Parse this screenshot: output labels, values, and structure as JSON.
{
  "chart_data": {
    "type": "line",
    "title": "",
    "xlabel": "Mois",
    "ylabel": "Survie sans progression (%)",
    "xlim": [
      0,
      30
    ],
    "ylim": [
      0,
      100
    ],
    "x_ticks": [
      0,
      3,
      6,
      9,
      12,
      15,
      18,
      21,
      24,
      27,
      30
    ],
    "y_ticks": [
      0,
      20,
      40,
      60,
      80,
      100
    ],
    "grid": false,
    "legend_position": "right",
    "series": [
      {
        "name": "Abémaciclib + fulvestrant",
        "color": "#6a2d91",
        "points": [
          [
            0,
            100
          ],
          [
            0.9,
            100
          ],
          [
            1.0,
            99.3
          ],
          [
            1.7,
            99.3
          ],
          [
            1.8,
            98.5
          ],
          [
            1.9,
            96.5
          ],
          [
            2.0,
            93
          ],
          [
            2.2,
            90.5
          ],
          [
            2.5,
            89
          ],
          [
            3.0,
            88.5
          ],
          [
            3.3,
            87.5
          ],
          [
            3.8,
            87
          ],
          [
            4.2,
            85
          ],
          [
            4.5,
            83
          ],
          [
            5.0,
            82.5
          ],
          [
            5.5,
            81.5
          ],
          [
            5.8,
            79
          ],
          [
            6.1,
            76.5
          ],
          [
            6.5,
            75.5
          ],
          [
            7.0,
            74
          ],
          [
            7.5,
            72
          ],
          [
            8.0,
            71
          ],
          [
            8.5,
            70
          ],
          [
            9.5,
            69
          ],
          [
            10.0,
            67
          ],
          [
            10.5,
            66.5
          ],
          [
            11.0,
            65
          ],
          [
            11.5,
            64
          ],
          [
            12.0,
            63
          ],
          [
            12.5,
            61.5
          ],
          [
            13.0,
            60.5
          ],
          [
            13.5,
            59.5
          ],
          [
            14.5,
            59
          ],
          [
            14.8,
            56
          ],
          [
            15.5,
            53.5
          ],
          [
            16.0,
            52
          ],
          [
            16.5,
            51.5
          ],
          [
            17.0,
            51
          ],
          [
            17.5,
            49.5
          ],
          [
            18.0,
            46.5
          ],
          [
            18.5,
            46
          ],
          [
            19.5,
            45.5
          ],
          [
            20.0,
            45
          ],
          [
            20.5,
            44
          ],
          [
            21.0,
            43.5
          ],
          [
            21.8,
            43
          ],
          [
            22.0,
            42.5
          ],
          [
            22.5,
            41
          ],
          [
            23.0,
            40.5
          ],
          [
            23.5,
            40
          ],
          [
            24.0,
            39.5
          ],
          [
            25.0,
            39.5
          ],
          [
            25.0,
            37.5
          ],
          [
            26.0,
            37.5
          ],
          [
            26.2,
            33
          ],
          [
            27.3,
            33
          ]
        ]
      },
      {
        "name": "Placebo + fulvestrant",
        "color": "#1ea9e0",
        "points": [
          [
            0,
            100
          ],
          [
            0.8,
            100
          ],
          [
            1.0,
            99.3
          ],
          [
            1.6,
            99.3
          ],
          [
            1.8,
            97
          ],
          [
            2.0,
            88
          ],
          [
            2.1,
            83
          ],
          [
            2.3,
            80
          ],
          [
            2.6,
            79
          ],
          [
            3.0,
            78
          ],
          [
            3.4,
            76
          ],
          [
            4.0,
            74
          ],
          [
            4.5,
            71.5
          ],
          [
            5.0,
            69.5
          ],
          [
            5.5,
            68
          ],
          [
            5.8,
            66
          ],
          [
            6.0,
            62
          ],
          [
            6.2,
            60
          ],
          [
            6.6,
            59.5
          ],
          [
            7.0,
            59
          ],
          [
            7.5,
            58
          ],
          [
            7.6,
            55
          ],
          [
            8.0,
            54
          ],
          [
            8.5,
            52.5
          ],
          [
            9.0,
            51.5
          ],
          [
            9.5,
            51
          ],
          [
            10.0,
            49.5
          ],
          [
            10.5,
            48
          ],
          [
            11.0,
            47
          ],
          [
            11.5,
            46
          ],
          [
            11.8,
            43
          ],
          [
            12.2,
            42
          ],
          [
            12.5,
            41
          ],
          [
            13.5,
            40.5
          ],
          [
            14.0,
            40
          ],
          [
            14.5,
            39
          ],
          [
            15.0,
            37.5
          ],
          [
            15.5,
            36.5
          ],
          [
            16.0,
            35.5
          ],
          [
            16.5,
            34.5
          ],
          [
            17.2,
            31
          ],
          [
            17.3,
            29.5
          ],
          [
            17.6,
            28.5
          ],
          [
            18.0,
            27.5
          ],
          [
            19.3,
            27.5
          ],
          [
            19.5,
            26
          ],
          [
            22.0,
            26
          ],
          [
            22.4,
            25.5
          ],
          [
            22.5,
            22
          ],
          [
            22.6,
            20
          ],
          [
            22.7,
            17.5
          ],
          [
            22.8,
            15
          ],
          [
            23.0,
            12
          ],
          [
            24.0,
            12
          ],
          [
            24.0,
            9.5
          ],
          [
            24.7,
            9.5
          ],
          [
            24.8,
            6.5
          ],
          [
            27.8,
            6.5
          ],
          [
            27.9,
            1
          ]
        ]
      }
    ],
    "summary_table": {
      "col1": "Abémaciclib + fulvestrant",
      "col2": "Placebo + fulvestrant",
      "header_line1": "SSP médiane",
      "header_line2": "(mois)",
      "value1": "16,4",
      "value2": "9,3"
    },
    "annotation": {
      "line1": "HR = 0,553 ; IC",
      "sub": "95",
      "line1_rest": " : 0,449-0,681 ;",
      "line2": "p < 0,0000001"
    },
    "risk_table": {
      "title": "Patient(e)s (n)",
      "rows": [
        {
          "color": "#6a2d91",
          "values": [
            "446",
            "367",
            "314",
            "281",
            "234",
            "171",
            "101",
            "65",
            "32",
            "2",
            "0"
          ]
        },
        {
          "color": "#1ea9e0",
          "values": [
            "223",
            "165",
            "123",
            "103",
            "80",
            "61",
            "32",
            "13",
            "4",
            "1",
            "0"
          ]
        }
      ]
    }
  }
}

════════════════

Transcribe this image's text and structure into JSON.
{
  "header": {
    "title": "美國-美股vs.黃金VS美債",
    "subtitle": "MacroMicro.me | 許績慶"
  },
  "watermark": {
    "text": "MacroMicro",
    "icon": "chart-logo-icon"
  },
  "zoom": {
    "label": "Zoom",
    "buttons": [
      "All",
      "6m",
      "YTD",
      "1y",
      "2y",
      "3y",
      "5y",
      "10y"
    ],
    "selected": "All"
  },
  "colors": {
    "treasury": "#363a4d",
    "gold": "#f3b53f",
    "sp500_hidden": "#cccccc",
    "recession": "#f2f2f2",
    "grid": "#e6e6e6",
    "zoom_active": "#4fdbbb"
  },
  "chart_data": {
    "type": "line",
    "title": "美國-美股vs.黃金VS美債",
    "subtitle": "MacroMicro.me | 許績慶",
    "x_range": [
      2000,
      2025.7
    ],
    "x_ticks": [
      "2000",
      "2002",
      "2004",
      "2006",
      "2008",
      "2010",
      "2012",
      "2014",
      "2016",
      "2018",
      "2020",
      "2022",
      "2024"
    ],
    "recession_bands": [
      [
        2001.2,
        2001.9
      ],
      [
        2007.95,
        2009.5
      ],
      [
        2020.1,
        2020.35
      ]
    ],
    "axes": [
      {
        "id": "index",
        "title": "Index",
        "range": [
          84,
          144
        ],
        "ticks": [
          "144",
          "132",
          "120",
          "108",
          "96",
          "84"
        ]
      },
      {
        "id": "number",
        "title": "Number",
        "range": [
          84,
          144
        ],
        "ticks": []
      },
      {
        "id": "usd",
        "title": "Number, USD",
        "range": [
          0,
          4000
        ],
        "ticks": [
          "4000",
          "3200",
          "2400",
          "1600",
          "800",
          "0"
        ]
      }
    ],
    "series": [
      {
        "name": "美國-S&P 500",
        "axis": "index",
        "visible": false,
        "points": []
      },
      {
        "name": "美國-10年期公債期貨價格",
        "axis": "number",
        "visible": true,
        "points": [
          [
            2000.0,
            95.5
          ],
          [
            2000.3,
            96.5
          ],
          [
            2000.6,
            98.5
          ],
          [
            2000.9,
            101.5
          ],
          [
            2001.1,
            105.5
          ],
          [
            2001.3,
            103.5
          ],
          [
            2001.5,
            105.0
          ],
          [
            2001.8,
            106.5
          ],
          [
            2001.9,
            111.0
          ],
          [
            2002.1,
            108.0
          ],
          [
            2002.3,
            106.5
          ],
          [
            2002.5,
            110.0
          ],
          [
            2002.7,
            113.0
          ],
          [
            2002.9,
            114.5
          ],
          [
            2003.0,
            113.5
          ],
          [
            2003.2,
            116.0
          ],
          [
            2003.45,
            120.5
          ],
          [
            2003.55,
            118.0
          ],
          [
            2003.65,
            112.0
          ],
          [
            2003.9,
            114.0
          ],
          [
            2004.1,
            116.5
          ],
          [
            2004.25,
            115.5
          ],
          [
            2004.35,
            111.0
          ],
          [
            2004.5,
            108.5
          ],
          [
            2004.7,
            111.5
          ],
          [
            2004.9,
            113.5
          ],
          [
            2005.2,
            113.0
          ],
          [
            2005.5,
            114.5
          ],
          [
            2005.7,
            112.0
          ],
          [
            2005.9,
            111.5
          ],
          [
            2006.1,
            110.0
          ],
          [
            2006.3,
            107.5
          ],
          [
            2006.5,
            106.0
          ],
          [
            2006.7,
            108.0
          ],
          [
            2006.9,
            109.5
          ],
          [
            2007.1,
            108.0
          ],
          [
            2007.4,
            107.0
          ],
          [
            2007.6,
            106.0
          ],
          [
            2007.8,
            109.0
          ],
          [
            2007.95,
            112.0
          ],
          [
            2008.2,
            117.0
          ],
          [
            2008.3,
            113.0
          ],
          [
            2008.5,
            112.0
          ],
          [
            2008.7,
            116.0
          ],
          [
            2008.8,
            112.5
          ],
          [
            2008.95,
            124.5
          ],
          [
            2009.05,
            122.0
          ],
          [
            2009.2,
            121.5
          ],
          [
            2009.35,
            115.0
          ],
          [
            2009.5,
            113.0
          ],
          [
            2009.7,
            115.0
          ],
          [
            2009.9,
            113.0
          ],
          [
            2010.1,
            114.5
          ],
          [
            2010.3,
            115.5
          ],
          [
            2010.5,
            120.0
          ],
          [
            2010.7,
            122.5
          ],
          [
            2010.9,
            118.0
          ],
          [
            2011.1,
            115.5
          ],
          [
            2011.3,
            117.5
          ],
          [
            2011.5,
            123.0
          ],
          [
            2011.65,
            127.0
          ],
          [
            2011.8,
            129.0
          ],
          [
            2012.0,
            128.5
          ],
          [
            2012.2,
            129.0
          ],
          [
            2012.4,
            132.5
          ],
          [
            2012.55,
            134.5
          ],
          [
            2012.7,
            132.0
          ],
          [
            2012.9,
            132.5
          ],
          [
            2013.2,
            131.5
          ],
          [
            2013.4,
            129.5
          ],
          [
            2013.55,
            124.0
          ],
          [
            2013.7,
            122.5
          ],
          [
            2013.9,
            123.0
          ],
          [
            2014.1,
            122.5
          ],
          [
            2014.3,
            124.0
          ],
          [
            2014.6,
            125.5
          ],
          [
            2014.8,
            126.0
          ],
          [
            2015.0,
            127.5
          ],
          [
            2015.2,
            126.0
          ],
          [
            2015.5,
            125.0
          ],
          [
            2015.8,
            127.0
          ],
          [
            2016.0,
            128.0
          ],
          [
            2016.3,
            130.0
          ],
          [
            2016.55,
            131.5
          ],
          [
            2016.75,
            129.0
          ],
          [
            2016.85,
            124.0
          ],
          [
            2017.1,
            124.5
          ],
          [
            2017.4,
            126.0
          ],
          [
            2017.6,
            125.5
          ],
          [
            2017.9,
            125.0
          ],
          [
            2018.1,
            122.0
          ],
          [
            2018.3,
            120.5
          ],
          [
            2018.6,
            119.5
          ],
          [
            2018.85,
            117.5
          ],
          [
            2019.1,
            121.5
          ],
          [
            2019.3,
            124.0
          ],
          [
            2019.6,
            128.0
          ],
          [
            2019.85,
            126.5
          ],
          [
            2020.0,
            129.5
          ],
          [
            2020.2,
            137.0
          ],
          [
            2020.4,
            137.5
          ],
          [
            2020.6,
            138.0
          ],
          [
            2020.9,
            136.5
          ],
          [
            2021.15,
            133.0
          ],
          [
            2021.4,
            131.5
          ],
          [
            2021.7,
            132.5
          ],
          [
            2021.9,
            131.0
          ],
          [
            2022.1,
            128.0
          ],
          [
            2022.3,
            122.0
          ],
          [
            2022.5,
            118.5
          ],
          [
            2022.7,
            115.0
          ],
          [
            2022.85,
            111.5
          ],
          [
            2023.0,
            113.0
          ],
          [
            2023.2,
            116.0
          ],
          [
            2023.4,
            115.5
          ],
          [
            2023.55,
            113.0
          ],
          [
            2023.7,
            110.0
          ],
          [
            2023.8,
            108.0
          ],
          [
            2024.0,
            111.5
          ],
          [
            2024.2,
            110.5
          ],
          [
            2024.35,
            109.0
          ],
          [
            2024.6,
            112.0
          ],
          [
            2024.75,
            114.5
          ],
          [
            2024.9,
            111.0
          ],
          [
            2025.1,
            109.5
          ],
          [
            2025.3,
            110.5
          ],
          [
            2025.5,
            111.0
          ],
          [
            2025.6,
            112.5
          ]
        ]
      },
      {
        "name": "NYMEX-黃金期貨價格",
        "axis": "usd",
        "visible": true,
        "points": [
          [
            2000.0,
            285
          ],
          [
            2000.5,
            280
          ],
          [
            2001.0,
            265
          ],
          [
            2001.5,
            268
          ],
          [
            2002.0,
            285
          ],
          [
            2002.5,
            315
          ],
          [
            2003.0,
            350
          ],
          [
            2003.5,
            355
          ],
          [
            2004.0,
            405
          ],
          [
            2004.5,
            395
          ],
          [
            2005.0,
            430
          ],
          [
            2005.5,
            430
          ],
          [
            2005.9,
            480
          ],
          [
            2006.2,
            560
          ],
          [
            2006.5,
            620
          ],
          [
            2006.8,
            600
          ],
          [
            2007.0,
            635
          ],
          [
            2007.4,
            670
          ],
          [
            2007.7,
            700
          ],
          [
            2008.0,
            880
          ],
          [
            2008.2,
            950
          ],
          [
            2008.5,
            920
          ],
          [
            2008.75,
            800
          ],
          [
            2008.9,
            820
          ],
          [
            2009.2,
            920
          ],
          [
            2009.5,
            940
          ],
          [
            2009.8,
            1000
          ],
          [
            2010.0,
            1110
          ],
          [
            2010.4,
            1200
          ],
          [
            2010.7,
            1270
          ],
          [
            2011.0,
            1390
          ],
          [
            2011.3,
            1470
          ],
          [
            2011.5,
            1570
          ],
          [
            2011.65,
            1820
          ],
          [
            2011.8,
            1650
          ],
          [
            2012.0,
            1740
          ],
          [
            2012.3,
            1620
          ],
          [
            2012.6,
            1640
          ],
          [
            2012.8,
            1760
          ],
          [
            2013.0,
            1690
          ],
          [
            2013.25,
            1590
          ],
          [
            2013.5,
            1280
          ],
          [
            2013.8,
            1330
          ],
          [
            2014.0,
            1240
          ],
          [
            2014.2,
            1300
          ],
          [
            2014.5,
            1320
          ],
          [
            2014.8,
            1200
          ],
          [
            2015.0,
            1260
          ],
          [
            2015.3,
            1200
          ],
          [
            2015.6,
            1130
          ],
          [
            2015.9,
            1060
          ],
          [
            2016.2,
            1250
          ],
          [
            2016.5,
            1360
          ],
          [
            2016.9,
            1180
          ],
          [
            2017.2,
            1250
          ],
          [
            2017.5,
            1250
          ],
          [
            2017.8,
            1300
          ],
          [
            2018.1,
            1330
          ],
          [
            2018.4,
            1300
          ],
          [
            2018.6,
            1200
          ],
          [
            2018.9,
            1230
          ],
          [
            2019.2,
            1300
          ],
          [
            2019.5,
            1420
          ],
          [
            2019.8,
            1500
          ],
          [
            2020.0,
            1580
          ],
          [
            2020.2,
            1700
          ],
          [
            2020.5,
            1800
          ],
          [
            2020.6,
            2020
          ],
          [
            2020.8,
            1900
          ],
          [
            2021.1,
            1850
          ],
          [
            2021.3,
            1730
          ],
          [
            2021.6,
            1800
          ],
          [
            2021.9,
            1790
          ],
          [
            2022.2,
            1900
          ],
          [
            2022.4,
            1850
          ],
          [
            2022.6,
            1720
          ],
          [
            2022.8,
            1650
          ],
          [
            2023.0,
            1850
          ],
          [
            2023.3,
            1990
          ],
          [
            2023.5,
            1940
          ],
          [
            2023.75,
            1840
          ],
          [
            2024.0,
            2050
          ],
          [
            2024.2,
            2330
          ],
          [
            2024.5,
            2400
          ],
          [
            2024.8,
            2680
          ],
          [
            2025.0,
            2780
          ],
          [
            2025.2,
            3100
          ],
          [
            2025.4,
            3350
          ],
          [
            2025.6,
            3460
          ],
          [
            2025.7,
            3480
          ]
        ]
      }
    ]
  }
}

════════════════

Requirements
From the entries above, extract each line containing "fulvestrant".

Exercise solution
        "name": "Abémaciclib + fulvestrant",
        "name": "Placebo + fulvestrant",
      "col1": "Abémaciclib + fulvestrant",
      "col2": "Placebo + fulvestrant",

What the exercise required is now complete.